Transcribe the lines of the records from the start through the line containing "grid-cell-black <box>398 331 421 352</box>", keeping every line unchanged.

•••

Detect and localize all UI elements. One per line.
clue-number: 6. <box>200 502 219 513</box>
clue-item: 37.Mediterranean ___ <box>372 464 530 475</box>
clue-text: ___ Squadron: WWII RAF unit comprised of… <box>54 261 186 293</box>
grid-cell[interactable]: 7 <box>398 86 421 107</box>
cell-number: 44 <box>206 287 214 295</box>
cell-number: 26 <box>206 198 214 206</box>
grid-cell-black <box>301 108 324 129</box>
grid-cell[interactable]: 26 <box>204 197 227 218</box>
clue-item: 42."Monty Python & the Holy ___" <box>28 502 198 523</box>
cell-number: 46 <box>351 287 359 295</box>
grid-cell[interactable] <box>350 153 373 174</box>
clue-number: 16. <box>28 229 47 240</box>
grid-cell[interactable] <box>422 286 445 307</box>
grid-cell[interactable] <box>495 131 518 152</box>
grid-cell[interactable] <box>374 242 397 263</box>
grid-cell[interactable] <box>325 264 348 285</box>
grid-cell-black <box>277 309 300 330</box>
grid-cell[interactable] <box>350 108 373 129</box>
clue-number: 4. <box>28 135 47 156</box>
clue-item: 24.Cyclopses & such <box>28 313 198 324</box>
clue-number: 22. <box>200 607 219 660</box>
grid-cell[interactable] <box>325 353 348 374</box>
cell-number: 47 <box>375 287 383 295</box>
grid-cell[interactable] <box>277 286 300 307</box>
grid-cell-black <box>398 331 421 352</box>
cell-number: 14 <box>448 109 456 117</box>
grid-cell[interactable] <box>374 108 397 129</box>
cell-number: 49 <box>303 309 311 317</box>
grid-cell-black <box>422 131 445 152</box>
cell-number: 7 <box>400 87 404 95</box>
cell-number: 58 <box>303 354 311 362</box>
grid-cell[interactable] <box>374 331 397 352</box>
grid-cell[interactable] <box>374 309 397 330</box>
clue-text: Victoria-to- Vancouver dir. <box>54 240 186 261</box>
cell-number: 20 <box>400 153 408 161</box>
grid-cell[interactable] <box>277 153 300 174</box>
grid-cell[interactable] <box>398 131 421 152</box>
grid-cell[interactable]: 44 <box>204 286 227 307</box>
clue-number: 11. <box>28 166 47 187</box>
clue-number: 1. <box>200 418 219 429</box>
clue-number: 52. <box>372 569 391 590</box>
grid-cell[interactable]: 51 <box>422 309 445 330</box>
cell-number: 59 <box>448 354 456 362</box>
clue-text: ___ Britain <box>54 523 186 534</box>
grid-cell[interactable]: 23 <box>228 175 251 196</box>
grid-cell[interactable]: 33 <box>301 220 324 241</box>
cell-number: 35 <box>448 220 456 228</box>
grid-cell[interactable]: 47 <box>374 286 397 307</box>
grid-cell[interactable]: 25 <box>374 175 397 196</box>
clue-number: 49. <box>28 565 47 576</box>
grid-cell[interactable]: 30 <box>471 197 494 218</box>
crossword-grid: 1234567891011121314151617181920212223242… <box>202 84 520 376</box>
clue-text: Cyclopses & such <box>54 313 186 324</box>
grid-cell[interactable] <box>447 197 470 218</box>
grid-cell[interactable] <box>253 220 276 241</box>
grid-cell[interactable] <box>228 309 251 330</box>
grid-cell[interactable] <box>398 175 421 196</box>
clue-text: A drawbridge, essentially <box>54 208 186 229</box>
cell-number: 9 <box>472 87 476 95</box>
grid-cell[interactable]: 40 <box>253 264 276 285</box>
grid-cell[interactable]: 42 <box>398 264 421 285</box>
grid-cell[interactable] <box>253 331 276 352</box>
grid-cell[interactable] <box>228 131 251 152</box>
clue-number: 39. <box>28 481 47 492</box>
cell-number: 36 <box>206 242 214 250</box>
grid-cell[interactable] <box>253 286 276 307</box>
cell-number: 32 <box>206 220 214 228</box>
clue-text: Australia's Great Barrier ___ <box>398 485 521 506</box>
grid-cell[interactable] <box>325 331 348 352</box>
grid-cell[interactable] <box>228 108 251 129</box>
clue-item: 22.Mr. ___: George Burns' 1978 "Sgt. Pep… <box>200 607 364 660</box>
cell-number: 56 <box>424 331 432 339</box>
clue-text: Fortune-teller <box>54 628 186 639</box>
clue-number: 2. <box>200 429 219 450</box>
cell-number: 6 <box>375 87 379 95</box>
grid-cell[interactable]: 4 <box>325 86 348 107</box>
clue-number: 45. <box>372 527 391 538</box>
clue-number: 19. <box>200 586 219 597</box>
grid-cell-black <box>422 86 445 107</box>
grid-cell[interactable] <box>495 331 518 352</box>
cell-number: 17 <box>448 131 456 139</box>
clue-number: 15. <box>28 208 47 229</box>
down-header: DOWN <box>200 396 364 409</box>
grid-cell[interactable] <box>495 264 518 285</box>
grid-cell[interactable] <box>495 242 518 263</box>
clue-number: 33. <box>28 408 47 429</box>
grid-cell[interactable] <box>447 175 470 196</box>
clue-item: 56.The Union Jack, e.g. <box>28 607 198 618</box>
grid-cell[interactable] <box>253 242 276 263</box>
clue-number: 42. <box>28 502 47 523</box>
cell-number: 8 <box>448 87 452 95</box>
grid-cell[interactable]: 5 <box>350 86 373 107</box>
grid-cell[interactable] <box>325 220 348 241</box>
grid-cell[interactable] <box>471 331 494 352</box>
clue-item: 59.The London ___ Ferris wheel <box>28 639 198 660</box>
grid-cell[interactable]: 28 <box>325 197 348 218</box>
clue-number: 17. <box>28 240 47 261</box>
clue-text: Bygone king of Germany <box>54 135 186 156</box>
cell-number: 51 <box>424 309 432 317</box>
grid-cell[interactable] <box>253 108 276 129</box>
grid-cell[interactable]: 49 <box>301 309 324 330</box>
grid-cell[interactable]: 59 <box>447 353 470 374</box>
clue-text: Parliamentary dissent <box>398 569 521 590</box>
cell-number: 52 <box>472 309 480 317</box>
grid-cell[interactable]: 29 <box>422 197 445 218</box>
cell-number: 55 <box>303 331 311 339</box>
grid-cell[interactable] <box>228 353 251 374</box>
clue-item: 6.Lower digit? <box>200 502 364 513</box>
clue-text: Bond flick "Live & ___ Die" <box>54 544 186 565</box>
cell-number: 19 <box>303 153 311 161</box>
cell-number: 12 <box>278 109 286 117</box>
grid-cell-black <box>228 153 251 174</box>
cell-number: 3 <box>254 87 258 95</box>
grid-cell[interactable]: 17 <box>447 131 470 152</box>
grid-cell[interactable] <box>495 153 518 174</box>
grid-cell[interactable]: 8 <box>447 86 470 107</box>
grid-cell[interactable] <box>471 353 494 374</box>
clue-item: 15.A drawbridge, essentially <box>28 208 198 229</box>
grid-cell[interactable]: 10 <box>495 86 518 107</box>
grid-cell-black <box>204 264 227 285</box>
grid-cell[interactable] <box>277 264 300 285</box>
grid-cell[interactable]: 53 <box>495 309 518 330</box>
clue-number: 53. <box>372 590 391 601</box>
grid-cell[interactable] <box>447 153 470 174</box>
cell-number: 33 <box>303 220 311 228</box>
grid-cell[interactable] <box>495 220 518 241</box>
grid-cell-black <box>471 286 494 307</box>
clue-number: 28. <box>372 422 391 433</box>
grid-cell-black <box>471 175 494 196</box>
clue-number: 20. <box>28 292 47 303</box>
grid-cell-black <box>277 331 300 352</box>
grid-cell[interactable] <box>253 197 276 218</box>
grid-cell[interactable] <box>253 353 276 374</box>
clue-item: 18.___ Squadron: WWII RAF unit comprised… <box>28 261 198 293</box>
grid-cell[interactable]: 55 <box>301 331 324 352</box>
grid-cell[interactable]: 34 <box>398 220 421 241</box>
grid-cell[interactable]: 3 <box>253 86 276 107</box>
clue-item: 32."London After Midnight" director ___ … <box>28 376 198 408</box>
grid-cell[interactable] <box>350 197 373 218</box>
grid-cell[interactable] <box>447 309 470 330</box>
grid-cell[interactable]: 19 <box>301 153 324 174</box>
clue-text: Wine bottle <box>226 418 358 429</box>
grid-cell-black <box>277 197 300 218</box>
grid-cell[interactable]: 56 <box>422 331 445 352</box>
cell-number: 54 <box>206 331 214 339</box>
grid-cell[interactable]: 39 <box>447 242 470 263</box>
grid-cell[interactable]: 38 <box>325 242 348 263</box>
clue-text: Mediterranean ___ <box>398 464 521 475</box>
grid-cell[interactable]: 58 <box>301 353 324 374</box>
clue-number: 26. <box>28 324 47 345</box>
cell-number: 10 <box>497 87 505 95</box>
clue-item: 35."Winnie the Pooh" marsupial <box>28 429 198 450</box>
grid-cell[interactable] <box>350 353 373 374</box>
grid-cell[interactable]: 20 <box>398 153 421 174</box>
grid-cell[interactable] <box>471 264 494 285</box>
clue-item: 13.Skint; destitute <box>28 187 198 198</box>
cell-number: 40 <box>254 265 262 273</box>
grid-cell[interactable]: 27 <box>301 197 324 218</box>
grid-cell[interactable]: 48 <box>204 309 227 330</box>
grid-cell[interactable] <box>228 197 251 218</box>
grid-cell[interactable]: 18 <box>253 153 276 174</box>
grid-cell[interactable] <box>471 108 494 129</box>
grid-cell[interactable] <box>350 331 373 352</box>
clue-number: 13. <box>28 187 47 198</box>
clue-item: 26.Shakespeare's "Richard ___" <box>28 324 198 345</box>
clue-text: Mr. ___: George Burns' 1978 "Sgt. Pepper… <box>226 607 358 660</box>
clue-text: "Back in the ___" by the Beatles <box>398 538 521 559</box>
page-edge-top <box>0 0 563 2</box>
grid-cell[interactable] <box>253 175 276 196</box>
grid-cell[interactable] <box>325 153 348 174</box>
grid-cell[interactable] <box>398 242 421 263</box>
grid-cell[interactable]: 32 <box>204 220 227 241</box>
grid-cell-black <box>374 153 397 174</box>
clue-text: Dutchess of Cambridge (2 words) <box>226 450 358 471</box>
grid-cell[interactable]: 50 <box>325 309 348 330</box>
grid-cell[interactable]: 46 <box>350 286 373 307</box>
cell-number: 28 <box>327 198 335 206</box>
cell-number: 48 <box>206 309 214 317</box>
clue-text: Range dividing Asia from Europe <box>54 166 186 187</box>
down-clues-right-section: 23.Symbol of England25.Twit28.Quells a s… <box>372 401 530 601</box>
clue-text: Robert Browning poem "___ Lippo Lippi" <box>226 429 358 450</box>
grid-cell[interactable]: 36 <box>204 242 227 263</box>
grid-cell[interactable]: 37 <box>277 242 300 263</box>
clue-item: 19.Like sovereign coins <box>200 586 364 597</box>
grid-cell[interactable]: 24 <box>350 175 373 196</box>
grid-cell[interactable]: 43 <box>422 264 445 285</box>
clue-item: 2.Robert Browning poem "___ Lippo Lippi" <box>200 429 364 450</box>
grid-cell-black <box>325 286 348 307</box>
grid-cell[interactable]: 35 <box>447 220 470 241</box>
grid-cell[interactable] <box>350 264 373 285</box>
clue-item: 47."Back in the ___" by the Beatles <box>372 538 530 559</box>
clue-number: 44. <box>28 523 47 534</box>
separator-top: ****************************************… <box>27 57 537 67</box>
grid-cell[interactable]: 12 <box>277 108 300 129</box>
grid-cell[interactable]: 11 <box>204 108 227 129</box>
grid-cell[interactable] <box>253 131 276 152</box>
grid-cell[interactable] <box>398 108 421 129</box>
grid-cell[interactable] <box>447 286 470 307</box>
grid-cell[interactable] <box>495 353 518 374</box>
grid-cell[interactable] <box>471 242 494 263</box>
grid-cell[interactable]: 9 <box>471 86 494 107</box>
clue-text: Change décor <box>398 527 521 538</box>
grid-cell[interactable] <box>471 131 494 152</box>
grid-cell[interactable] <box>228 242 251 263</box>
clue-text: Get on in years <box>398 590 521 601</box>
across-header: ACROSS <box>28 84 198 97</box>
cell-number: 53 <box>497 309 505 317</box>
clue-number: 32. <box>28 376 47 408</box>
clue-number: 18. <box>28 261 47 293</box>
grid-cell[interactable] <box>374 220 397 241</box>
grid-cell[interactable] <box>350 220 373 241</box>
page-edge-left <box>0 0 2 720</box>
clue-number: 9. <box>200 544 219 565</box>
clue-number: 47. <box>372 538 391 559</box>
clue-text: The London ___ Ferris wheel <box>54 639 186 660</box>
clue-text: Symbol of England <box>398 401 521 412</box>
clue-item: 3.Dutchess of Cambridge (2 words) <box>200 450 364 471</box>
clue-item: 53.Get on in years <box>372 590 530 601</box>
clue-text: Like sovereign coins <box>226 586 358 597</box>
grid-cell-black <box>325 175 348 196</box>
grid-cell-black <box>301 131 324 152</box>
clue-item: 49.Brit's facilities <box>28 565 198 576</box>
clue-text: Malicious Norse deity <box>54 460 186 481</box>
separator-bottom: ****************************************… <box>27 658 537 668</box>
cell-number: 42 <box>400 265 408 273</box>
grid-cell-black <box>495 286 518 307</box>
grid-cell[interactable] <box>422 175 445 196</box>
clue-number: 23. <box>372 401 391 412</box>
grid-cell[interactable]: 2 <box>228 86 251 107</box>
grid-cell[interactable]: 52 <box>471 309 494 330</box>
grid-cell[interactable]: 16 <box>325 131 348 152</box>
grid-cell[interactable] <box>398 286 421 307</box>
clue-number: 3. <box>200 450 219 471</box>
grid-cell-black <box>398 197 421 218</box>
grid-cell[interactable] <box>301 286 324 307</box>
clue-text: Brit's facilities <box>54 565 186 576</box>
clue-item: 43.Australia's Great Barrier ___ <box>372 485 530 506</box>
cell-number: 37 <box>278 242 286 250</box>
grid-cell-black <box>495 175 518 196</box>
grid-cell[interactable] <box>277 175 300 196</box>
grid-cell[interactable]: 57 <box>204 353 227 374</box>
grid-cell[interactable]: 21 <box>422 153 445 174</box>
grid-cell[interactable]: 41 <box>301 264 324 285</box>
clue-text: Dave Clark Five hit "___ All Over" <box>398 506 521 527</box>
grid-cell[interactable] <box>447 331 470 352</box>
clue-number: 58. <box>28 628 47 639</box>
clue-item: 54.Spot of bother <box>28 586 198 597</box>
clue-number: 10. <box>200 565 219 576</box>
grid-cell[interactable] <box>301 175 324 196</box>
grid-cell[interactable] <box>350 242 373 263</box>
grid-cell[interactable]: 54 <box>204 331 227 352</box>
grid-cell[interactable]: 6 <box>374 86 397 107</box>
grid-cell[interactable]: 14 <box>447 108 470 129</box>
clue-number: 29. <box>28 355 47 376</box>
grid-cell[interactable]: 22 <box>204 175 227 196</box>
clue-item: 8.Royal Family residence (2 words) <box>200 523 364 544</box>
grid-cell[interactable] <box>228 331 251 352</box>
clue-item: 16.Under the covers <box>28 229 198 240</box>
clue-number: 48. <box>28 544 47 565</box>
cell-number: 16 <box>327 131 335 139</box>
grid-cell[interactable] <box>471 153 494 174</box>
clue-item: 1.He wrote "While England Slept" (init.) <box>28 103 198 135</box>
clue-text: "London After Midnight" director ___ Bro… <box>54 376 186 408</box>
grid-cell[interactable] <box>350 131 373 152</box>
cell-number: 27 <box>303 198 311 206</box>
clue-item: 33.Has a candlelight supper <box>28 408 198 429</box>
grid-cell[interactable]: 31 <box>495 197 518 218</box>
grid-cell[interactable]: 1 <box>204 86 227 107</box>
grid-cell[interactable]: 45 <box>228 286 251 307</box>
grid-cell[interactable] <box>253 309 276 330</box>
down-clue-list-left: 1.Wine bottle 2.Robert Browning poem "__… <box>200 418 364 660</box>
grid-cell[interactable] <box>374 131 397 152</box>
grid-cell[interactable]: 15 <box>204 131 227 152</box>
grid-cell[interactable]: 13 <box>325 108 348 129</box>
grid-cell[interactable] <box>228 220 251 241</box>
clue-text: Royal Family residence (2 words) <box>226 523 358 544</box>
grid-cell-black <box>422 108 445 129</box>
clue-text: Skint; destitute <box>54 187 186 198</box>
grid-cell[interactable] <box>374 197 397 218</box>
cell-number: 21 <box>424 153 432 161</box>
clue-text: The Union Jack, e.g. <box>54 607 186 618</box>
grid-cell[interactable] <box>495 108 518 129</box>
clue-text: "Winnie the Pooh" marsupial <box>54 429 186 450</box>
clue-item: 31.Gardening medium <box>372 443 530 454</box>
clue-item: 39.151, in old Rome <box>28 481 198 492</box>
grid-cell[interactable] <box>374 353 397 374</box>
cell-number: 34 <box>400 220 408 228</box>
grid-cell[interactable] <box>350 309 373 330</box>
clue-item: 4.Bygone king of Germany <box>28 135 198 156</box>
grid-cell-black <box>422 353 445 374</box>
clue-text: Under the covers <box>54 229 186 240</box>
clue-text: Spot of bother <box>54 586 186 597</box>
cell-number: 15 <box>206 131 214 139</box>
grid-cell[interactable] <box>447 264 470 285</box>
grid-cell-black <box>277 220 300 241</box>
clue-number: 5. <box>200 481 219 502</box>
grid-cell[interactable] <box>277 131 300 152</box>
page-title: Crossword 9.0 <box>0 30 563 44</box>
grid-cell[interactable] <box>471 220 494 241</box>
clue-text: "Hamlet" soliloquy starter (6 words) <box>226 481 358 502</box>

•••

## Response
Detect and localize all UI elements. One per line.
clue-number: 6. <box>200 502 219 513</box>
clue-item: 37.Mediterranean ___ <box>372 464 530 475</box>
clue-text: ___ Squadron: WWII RAF unit comprised of… <box>54 261 186 293</box>
grid-cell[interactable]: 7 <box>398 86 421 107</box>
cell-number: 44 <box>206 287 214 295</box>
cell-number: 26 <box>206 198 214 206</box>
grid-cell-black <box>301 108 324 129</box>
grid-cell[interactable]: 26 <box>204 197 227 218</box>
clue-item: 42."Monty Python & the Holy ___" <box>28 502 198 523</box>
cell-number: 46 <box>351 287 359 295</box>
grid-cell[interactable] <box>350 153 373 174</box>
clue-number: 16. <box>28 229 47 240</box>
grid-cell[interactable] <box>422 286 445 307</box>
grid-cell[interactable] <box>495 131 518 152</box>
grid-cell[interactable] <box>374 242 397 263</box>
grid-cell[interactable] <box>325 264 348 285</box>
grid-cell-black <box>277 309 300 330</box>
grid-cell[interactable] <box>350 108 373 129</box>
clue-number: 4. <box>28 135 47 156</box>
clue-item: 24.Cyclopses & such <box>28 313 198 324</box>
clue-number: 22. <box>200 607 219 660</box>
grid-cell[interactable] <box>325 353 348 374</box>
cell-number: 47 <box>375 287 383 295</box>
grid-cell[interactable] <box>277 286 300 307</box>
grid-cell-black <box>398 331 421 352</box>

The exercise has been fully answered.